# Written instruction:
Transcribe each line exactly.

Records
+ + +
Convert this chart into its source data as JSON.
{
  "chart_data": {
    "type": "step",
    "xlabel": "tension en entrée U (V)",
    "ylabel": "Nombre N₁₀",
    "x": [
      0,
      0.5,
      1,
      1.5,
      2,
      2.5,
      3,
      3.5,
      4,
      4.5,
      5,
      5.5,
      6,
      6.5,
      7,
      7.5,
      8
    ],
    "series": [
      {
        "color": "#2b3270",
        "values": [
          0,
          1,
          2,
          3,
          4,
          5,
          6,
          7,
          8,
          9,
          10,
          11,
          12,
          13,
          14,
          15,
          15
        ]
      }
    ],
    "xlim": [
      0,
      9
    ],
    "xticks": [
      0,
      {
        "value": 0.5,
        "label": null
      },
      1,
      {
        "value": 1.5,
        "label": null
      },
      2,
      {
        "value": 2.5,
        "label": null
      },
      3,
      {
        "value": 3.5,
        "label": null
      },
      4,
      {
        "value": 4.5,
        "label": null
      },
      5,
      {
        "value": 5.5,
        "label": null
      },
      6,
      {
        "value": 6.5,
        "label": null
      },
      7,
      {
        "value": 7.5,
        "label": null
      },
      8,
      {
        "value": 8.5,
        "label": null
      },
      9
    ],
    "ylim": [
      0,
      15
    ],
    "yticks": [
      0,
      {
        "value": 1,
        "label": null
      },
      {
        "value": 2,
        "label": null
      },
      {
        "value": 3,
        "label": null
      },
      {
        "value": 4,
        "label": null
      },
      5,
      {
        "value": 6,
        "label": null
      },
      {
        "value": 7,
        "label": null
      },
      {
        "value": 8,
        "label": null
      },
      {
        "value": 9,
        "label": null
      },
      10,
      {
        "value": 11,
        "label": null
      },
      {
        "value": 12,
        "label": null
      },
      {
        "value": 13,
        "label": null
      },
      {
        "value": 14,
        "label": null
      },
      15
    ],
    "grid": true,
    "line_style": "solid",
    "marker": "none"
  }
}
+ + +
# Solution for this task:
Convert this chart into its source data as JSON.
{
  "chart_data": {
    "type": "step",
    "xlabel": "tension en entrée U (V)",
    "ylabel": "Nombre N₁₀",
    "x": [
      0,
      0.5,
      1,
      1.5,
      2,
      2.5,
      3,
      3.5,
      4,
      4.5,
      5,
      5.5,
      6,
      6.5,
      7,
      7.5,
      8
    ],
    "series": [
      {
        "color": "#2b3270",
        "values": [
          0,
          1,
          2,
          3,
          4,
          5,
          6,
          7,
          8,
          9,
          10,
          11,
          12,
          13,
          14,
          15,
          15
        ]
      }
    ],
    "xlim": [
      0,
      9
    ],
    "xticks": [
      0,
      {
        "value": 0.5,
        "label": null
      },
      1,
      {
        "value": 1.5,
        "label": null
      },
      2,
      {
        "value": 2.5,
        "label": null
      },
      3,
      {
        "value": 3.5,
        "label": null
      },
      4,
      {
        "value": 4.5,
        "label": null
      },
      5,
      {
        "value": 5.5,
        "label": null
      },
      6,
      {
        "value": 6.5,
        "label": null
      },
      7,
      {
        "value": 7.5,
        "label": null
      },
      8,
      {
        "value": 8.5,
        "label": null
      },
      9
    ],
    "ylim": [
      0,
      15
    ],
    "yticks": [
      0,
      {
        "value": 1,
        "label": null
      },
      {
        "value": 2,
        "label": null
      },
      {
        "value": 3,
        "label": null
      },
      {
        "value": 4,
        "label": null
      },
      5,
      {
        "value": 6,
        "label": null
      },
      {
        "value": 7,
        "label": null
      },
      {
        "value": 8,
        "label": null
      },
      {
        "value": 9,
        "label": null
      },
      10,
      {
        "value": 11,
        "label": null
      },
      {
        "value": 12,
        "label": null
      },
      {
        "value": 13,
        "label": null
      },
      {
        "value": 14,
        "label": null
      },
      15
    ],
    "grid": true,
    "line_style": "solid",
    "marker": "none"
  }
}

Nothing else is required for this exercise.